Written instruction – Copy every line from the records below that holds the word "local".

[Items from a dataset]
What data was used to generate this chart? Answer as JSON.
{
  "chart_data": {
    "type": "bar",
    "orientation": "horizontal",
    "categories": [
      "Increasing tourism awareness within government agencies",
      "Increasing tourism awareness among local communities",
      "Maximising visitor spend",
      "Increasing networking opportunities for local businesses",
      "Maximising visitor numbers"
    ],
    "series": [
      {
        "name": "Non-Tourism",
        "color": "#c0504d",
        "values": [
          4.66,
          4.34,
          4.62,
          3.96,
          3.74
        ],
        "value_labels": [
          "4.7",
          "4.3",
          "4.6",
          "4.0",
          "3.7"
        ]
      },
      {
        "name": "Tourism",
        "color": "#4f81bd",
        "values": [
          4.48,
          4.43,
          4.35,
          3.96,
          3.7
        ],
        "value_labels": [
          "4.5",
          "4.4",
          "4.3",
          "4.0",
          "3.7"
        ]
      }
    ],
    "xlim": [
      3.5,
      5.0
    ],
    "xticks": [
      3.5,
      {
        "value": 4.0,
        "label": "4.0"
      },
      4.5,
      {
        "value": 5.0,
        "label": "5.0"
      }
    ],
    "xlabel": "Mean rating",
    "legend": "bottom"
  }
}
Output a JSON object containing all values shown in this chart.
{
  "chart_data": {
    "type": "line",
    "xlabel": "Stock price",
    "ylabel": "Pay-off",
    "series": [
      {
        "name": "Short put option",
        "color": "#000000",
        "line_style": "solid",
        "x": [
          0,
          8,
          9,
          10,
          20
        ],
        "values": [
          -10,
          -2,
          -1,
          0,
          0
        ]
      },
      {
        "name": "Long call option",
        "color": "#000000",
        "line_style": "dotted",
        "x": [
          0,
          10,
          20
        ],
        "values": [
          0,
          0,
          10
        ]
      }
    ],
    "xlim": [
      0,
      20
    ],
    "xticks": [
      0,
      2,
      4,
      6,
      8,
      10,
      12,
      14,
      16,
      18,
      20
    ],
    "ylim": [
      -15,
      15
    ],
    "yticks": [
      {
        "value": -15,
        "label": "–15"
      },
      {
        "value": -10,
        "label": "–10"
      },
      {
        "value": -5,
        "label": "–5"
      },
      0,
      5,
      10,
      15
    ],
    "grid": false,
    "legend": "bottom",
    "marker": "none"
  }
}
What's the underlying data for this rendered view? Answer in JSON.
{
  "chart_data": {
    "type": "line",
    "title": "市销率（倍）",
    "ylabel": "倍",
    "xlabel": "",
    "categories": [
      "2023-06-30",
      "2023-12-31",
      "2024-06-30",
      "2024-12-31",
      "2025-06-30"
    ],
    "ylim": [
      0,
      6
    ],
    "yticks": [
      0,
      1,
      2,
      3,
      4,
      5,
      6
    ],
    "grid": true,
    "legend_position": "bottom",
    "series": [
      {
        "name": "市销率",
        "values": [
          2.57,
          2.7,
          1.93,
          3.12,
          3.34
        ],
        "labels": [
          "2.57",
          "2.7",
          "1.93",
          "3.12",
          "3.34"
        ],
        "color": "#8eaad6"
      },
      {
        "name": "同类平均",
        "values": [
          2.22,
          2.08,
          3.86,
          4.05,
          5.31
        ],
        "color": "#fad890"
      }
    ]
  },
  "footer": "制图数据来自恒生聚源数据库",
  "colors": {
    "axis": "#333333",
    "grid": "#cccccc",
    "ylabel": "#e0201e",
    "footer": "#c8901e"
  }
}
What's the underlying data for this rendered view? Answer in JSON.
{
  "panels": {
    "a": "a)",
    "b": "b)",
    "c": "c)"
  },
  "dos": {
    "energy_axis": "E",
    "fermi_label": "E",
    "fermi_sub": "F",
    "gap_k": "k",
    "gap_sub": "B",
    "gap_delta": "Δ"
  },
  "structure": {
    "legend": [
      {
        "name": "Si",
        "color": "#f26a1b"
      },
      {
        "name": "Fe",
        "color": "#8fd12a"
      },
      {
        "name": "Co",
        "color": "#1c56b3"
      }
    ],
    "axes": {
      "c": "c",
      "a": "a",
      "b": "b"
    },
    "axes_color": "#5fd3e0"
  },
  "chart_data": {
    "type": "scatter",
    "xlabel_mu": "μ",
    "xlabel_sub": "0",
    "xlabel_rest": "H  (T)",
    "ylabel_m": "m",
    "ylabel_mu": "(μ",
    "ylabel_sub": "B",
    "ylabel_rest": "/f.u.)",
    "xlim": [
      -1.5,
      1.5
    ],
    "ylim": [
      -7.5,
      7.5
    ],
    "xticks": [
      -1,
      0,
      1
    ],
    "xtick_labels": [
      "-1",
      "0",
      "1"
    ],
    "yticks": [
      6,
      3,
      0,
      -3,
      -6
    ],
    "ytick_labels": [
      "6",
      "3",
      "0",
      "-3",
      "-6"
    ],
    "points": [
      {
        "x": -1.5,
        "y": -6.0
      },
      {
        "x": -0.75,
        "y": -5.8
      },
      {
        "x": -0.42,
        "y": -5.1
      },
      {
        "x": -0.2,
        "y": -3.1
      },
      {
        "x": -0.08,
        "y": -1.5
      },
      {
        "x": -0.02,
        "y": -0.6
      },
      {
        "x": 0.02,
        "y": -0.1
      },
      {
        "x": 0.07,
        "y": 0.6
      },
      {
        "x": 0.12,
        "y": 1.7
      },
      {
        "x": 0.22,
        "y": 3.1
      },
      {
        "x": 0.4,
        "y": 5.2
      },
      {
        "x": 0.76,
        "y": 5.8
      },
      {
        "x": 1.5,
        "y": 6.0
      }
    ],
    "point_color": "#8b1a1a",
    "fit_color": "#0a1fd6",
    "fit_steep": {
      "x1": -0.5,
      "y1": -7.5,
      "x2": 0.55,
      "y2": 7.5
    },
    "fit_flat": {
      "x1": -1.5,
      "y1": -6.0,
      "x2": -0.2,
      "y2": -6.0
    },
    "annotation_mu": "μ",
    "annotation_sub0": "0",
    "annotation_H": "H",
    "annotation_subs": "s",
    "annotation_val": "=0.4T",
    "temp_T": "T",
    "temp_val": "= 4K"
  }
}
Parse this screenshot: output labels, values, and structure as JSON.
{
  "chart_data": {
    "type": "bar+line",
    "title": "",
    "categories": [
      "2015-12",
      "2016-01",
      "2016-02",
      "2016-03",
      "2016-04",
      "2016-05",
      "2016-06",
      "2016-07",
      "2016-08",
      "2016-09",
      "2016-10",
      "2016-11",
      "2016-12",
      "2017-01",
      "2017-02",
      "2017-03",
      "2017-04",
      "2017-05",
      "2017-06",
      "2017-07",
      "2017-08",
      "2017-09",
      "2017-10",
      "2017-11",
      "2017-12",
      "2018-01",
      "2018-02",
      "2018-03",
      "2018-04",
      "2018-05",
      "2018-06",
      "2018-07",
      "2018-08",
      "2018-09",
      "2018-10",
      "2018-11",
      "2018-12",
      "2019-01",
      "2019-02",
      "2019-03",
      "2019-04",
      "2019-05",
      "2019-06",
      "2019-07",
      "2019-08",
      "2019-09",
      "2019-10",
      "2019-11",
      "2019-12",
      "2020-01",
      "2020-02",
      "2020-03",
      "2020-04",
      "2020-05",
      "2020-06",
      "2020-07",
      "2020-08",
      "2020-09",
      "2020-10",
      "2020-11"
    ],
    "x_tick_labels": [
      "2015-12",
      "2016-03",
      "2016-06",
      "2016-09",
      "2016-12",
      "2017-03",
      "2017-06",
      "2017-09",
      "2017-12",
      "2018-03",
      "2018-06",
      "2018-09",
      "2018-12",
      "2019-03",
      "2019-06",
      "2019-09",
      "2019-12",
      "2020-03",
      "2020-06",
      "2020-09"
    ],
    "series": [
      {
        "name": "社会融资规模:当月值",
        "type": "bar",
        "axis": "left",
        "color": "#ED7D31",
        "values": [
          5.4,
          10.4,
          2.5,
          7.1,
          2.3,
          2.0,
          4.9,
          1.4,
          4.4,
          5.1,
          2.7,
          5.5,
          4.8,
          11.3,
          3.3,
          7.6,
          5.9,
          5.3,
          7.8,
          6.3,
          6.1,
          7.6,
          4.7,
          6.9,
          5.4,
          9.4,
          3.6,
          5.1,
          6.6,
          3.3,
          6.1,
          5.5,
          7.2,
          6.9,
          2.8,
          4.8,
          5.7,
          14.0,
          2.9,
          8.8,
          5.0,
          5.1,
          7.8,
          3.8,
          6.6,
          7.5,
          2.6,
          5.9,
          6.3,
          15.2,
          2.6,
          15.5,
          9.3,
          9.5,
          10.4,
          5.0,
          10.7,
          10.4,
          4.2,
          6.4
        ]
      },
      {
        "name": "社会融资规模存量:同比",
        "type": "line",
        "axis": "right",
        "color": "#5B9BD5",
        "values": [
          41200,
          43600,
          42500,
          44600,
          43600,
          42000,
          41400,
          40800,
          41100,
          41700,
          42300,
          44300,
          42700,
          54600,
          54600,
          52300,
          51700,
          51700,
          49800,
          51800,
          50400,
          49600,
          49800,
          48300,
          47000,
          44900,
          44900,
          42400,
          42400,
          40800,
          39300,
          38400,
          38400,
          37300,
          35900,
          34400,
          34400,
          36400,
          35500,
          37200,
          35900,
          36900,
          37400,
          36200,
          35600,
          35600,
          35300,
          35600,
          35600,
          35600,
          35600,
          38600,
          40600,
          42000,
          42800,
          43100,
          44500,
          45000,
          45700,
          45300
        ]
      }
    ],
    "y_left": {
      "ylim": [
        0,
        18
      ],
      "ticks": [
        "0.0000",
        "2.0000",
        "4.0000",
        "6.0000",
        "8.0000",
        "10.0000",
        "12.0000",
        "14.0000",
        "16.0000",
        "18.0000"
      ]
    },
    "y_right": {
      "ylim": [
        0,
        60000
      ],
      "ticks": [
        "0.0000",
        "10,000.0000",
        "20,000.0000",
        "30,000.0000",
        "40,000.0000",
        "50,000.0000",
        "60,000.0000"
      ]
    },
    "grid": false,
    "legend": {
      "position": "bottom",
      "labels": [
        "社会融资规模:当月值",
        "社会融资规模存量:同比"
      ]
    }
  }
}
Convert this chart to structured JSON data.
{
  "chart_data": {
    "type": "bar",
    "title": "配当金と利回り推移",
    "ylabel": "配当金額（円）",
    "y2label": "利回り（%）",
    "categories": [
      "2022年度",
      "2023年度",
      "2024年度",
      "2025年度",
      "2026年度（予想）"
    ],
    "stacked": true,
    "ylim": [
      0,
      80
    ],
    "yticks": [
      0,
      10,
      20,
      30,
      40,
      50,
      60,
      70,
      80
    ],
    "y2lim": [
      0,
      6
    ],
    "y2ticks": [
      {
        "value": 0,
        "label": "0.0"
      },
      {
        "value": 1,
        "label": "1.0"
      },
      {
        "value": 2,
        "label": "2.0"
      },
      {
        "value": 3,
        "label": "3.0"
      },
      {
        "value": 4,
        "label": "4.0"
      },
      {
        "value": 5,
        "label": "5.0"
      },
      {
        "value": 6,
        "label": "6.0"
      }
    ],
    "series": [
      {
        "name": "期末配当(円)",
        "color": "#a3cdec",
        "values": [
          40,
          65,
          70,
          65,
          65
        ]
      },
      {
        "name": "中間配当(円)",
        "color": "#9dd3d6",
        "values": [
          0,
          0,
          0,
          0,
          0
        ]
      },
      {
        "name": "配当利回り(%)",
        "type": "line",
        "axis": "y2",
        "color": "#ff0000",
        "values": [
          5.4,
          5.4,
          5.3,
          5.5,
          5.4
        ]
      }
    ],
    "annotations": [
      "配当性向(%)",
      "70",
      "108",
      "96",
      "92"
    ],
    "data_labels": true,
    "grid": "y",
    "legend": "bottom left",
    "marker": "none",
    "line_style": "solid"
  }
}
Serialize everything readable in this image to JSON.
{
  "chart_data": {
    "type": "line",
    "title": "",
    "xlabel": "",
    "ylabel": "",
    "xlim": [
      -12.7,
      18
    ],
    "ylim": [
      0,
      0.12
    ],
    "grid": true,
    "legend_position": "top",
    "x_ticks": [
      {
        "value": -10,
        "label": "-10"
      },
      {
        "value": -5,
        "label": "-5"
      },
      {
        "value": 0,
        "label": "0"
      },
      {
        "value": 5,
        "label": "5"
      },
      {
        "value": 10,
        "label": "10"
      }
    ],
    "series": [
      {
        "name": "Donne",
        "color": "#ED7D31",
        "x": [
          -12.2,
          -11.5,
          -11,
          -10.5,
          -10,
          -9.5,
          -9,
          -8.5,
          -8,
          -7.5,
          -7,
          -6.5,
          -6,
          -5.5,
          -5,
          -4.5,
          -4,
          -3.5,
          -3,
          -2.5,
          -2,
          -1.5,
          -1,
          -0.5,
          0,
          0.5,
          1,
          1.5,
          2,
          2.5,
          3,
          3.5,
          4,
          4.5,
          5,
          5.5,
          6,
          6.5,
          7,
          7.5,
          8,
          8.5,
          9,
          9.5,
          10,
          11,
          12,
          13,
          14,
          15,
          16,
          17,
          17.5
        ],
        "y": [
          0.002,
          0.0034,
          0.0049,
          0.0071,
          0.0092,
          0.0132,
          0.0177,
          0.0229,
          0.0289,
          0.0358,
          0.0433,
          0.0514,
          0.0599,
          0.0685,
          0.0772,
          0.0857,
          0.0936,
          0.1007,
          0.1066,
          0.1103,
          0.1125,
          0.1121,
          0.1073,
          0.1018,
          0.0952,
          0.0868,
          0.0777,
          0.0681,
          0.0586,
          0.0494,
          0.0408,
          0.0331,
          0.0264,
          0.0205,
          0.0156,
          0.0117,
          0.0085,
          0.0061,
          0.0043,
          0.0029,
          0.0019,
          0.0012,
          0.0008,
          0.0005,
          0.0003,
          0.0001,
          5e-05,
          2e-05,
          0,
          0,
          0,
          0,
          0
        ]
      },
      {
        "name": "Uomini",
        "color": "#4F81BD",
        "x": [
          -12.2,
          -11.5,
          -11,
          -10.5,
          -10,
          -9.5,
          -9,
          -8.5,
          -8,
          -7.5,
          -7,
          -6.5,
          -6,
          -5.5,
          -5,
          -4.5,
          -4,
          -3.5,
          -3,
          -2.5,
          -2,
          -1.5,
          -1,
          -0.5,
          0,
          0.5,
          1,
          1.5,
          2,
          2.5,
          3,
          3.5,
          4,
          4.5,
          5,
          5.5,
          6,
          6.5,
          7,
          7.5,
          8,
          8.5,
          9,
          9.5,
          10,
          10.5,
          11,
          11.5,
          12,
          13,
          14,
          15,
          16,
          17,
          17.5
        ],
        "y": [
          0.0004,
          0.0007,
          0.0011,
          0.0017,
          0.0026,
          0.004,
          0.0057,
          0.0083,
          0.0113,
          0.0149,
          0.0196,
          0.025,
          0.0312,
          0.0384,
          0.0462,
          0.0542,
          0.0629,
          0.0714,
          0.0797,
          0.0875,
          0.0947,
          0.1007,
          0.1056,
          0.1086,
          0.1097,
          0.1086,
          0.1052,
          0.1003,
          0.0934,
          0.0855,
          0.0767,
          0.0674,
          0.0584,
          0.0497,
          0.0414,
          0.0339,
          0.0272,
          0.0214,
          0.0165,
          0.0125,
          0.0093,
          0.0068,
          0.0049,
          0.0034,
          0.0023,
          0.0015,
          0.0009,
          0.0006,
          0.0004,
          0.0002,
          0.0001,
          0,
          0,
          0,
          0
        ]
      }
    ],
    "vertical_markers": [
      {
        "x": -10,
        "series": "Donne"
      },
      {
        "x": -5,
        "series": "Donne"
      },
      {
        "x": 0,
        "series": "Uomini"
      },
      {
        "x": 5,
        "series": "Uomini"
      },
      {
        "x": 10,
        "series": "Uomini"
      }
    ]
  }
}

Complete answer –
      "Increasing tourism awareness among local communities",
      "Increasing networking opportunities for local businesses",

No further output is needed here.